(begin)
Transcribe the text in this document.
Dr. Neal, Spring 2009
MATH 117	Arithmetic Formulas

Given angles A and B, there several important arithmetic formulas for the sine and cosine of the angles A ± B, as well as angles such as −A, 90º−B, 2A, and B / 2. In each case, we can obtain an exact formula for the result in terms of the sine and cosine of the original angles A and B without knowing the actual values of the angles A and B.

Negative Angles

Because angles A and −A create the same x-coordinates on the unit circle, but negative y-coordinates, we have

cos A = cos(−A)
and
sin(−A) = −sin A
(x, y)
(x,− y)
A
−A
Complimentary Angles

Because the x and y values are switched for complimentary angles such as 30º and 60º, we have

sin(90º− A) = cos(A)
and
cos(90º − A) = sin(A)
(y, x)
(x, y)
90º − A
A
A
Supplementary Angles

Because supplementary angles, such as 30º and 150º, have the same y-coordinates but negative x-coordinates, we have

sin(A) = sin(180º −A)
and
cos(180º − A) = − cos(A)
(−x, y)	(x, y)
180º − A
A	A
(end)
Reply with the number of lines in the data that include the string "same" and nothing else.

2